### Trecho da fonte
──────────
Um circuito pelos endereços de advogados que fizeram história

A TRIBUNA fez um roteiro pelo centro histórico do Rio de Janeiro, tendo como pontos de referência os escritórios de advogados renomados e os locais por onde circulavam

Sobral Pinto tornou-se bacharel em 1918, iniciando a carreira ainda no final da chamada República Velha (1889-1930). Evandro Lins e Silva e Arnaldo Süssekind começaram a advogar no início dos anos 1930, no período conhecido como Era Vargas (1930-1945). Já Antonio Evaristo de Moraes Filho e Heleno Fragoso deram partida à militância nos fóruns nos anos 1950, em tempos mais democráticos (1945-1964). Advogados de renome, todos contribuíram de forma notável para a construção, manutenção e fortalecimento da democracia no Brasil. E tinham outra coisa em comum: escritórios no Centro do Rio de Janeiro.

Para acompanhar o circuito pelos endereços comerciais desses baluartes da advocacia, a TRIBUNA convidou o advogado e especialista em história da arte Carlos Roquette, pioneiro desde 1983 na realização de roteiros culturais no Centro do Rio, e que elaborou um roteiro a pedido da reportagem. “Hoje em dia várias pessoas querem fazer esses roteiros. O Rio é a única cidade que foi capital do Brasil-Império, além de dividir com Salvador o título de capital da Brasil-Colônia e com Brasília o título de capital do Brasil-República. São quase 200 anos como sede do poder central”, explica. Segundo ele, o Centro sempre foi um espaço residencial, comercial e de circulação de profissionais. “A maior parte dos prédios foi construída nos anos 1950, com o boom imobiliário do pós-guerra. As entradas dos edifícios geralmente eram feitas em mármore, simbolizando o prestígio que representava ter salas na região. E hoje ainda é assim, basta verificar que, mesmo com alguns deslocamentos para o Leblon ou para a Barra da Tijuca, os principais escritórios continuam aqui”.
──────────
### Informações fornecidas
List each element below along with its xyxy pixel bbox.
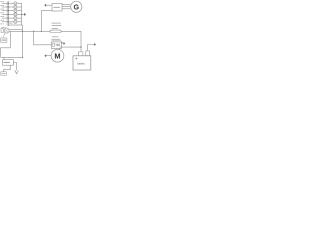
pin label 4 [0,11,2,14]
lamp L5 [8,17,22,20]
text label above switch [1,26,5,29]
pin label 1 [0,0,2,3]
lamp L2 [8,5,22,8]
lamp L6 [8,20,22,23]
wire lamp bus upper [21,3,24,57]
wire main to solenoid [34,31,52,45]
pin label 6 [0,19,2,22]
junction bus corner [22,57,23,58]
block box text [2,72,6,75]
arrow from solenoid (right) [63,42,66,45]
text label right of bar bottom [9,22,13,25]
pin stub y21.8 [2,21,8,23]
pin stub y7.0 [2,6,8,8]
starter solenoid K1 [51,42,61,49]
wire alt box to block box [4,65,11,72]
switch label text [2,40,7,41]
wire switch drop [1,31,11,57]
switch label box [1,38,7,42]
junction solenoid drop [33,31,34,32]
lamp L4 [8,13,22,16]
arrow to motor (left) [44,54,51,57]
battery terminal plus clamp [78,52,83,56]
battery terminal minus clamp [86,51,90,56]
wire solenoid to battery [60,46,81,48]
junction battery plus [80,46,81,47]
starter motor M1 [51,48,64,62]
label above fusible link (3 rows) [52,22,61,25]
pin label 5 [0,15,2,18]
pin stub y3.3 [2,2,8,4]
wire bar pin to bus y25 [8,24,22,26]
alternator label box [3,60,14,65]
svg-text:G: G [74,2,80,11]
lamp L3 [8,9,22,12]
solenoid plus terminal [61,42,63,44]
regulator text [53,6,60,9]
alternator label text [4,62,10,63]
battery B1 [73,56,91,70]
main wire y31 [9,30,50,32]
lamp L1 [8,2,22,5]
pin label 7 [0,23,2,26]
junction regulator drop [41,31,42,32]
wire alt box to ground [13,63,16,71]
wire regulator to main [41,11,52,32]
connector bar J1 [7,1,9,26]
svg-text:M: M [54,51,60,60]
generator G1 [71,1,82,12]
arrow from regulator (left) [44,4,52,7]
wire battery minus up and arrow (right) [88,43,96,51]
ignition switch S1 [1,28,23,38]
fusible link F1 [50,30,61,32]
wire regulator to generator (3 lines) [62,4,71,6]
pin stub y18.1 [2,17,8,19]
junction bus/main [22,31,23,32]
wire link to battery corner [61,31,81,51]
pin stub y10.7 [2,10,8,12]
pin label 2 [0,4,2,7]
label above solenoid (2 rows) [52,35,58,38]
svg-text:battery: battery [77,61,85,65]
engine block box [1,72,7,75]
junction lamp4/bus [21,14,22,15]
ground arrow (hollow, down) [15,70,19,74]
wire bus bottom to alt box [1,56,23,58]
pin stub y14.4 [2,13,8,15]
arrow to warning lamp (right) [22,13,26,16]
pin label 3 [0,8,2,11]
regulator box U1 [52,4,62,11]
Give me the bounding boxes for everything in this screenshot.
──────────
### Tarefas do exercício
1: Responda com base no texto sobre os escritórios de advogados no Centro do Rio:
(a) Em que ano Sobral Pinto se tornou bacharel?
(b) Desde que ano Carlos Roquette realiza roteiros culturais no Centro do Rio?
(c) Segundo Roquette, em que década foi construída a maior parte dos prédios do Centro?
2: No texto sobre os escritórios de advogados no Centro do Rio, substitua "Era Vargas" por "governo Vargas" e reproduza o trecho que começa nas palavras "A TRIBUNA fez" e termina depois de "Rio de Janeiro.".

### Soluções completas
1:
(a) Em 1918.
(b) Desde 1983.
(c) Nos anos 1950, com o boom imobiliário do pós-guerra.

2:
A TRIBUNA fez um roteiro pelo centro histórico do Rio de Janeiro, tendo como pontos de referência os escritórios de advogados renomados e os locais por onde circulavam

Sobral Pinto tornou-se bacharel em 1918, iniciando a carreira ainda no final da chamada República Velha (1889-1930). Evandro Lins e Silva e Arnaldo Süssekind começaram a advogar no início dos anos 1930, no período conhecido como governo Vargas (1930-1945). Já Antonio Evaristo de Moraes Filho e Heleno Fragoso deram partida à militância nos fóruns nos anos 1950, em tempos mais democráticos (1945-1964). Advogados de renome, todos contribuíram de forma notável para a construção, manutenção e fortalecimento da democracia no Brasil. E tinham outra coisa em comum: escritórios no Centro do Rio de Janeiro.